Gather the lines that hold the string "dress".
───── Stored records
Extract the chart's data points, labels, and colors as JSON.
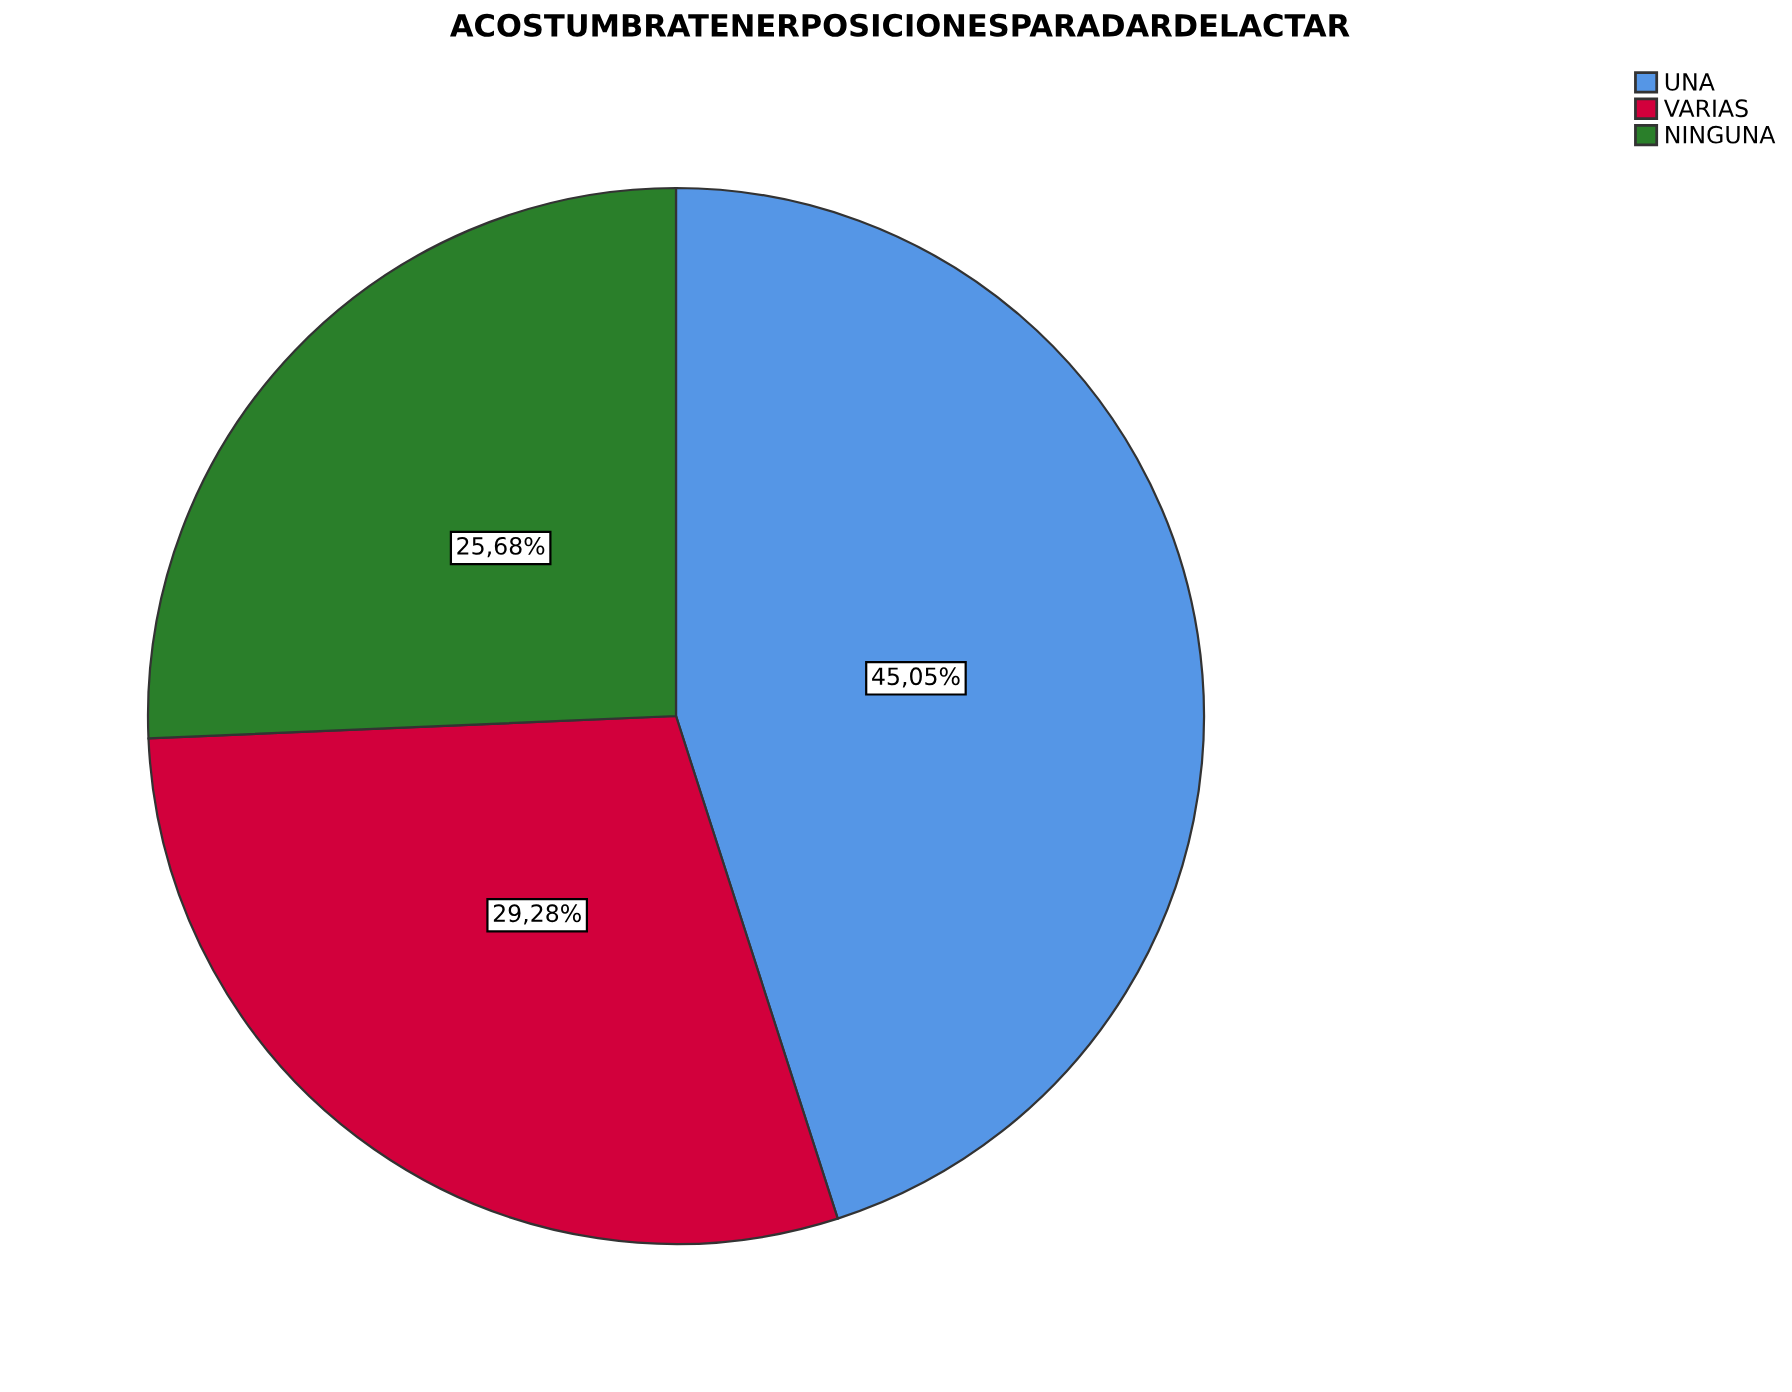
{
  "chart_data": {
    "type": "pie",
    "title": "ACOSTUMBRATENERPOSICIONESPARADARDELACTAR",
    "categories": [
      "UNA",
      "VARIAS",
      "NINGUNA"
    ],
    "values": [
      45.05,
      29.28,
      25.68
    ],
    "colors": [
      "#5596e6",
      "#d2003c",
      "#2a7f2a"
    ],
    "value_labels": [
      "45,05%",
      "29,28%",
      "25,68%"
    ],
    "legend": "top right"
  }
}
──────────
───── Stored records
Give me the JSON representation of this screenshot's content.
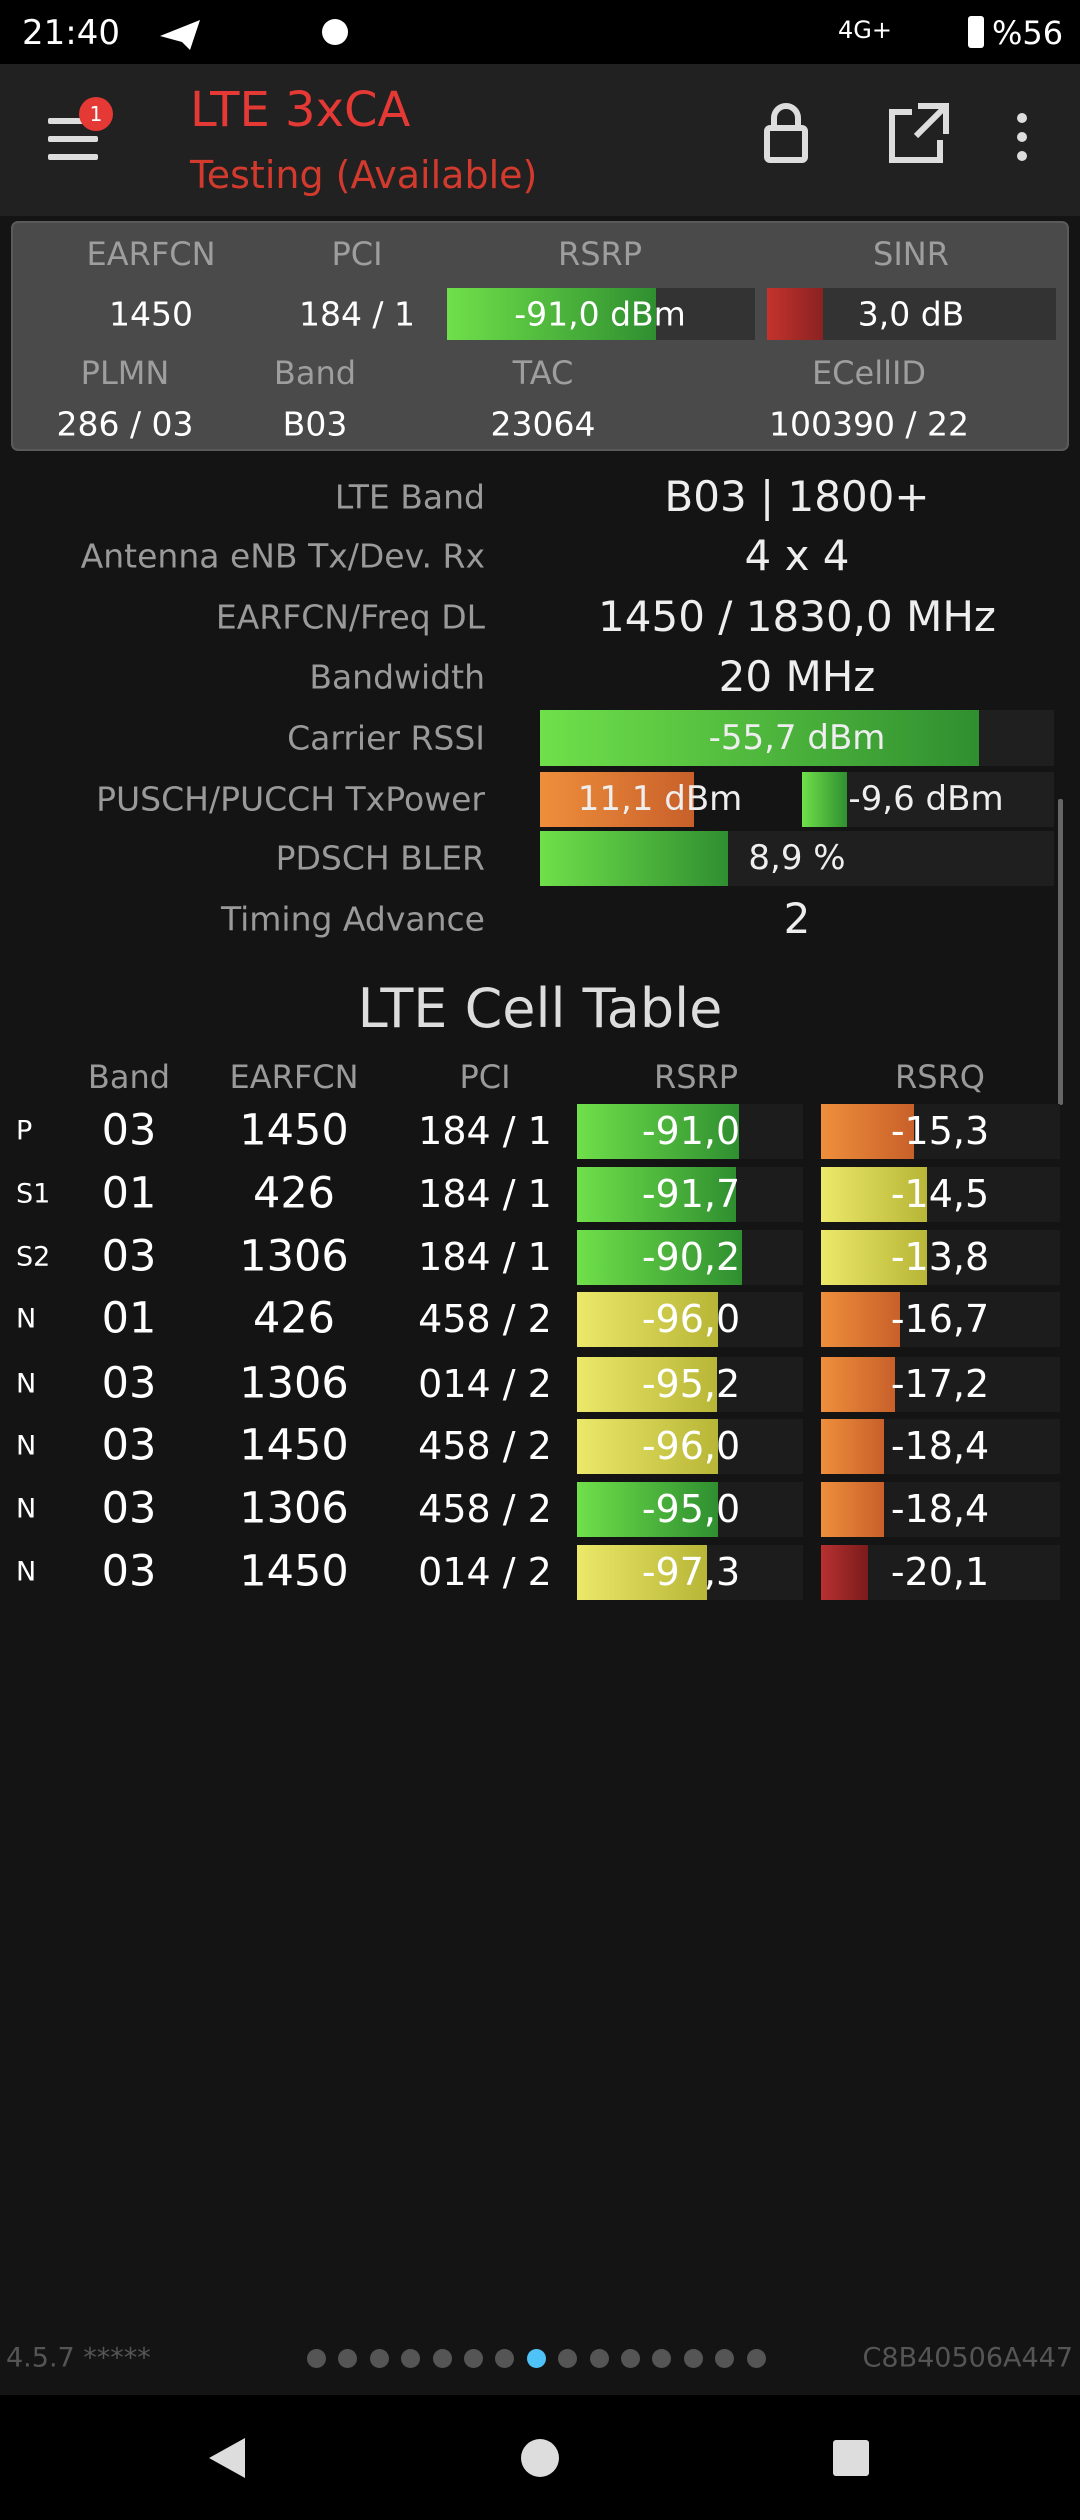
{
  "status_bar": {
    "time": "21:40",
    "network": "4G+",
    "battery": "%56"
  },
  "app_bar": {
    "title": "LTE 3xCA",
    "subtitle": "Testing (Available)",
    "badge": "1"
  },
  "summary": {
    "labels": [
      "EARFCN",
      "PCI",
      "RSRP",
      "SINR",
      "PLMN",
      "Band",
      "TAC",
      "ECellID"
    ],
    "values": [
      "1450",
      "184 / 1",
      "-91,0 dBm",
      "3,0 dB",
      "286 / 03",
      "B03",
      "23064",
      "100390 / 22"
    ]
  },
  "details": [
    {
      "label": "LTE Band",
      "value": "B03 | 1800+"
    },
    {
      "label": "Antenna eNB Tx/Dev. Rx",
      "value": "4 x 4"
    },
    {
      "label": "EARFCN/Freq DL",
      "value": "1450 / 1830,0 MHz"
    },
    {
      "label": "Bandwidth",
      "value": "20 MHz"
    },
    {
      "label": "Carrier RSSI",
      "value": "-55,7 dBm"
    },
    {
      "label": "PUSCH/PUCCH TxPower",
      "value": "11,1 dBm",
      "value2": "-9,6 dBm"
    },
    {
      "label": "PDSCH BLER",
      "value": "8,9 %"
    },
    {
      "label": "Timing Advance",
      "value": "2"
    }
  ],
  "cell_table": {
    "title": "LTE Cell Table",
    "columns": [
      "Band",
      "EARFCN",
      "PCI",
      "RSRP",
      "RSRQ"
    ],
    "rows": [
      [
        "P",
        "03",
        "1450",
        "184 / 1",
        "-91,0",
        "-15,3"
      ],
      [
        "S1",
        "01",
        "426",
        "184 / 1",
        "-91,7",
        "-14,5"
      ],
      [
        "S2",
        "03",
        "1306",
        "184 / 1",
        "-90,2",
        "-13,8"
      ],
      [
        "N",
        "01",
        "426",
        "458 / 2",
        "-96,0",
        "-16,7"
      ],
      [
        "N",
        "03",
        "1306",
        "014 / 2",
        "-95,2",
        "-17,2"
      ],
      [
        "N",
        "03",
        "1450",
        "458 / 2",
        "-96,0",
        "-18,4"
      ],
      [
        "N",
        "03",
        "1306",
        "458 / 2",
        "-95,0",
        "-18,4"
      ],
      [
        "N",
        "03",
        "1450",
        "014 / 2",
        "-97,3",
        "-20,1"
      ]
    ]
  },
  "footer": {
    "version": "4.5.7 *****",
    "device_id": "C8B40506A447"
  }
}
──────────
───── Stored records
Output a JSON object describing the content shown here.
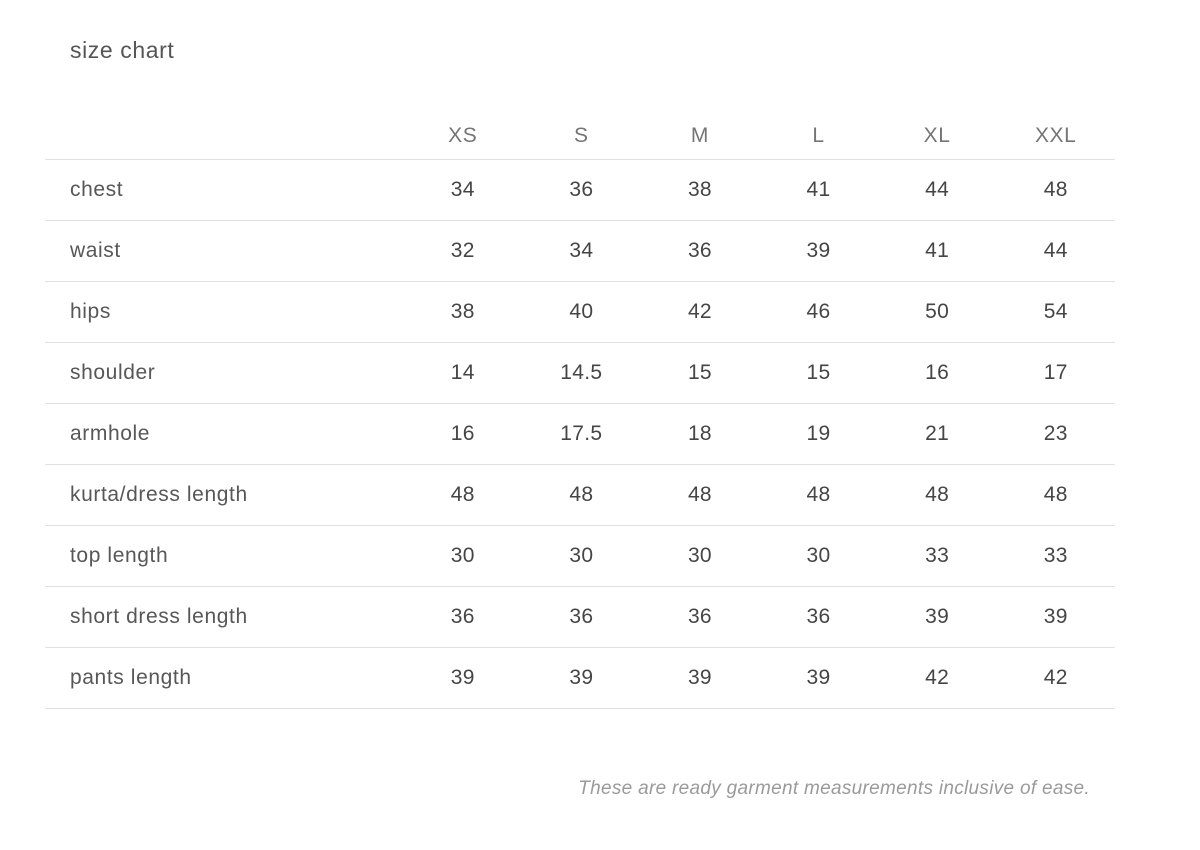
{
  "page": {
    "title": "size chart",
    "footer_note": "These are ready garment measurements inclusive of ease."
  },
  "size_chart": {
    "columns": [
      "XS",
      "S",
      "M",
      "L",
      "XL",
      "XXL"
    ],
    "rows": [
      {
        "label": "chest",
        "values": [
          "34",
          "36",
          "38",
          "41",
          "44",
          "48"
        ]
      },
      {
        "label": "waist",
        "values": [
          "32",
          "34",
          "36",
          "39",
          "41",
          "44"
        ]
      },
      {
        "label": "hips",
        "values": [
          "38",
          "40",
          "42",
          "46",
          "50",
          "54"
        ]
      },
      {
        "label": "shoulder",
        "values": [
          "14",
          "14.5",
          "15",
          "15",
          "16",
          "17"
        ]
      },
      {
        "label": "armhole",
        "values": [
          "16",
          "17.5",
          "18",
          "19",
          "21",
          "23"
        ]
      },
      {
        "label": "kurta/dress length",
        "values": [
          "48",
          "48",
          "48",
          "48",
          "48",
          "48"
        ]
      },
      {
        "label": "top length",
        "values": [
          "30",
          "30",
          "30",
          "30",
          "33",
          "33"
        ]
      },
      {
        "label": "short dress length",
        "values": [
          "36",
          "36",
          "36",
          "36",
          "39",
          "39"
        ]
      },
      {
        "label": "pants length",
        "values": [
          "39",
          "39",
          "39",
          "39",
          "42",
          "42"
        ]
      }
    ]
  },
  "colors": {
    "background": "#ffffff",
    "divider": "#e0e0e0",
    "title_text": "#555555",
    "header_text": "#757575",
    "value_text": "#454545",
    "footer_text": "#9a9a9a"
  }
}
──────────
• Exercise output:
        "label": "kurta/dress length",
        "label": "short dress length",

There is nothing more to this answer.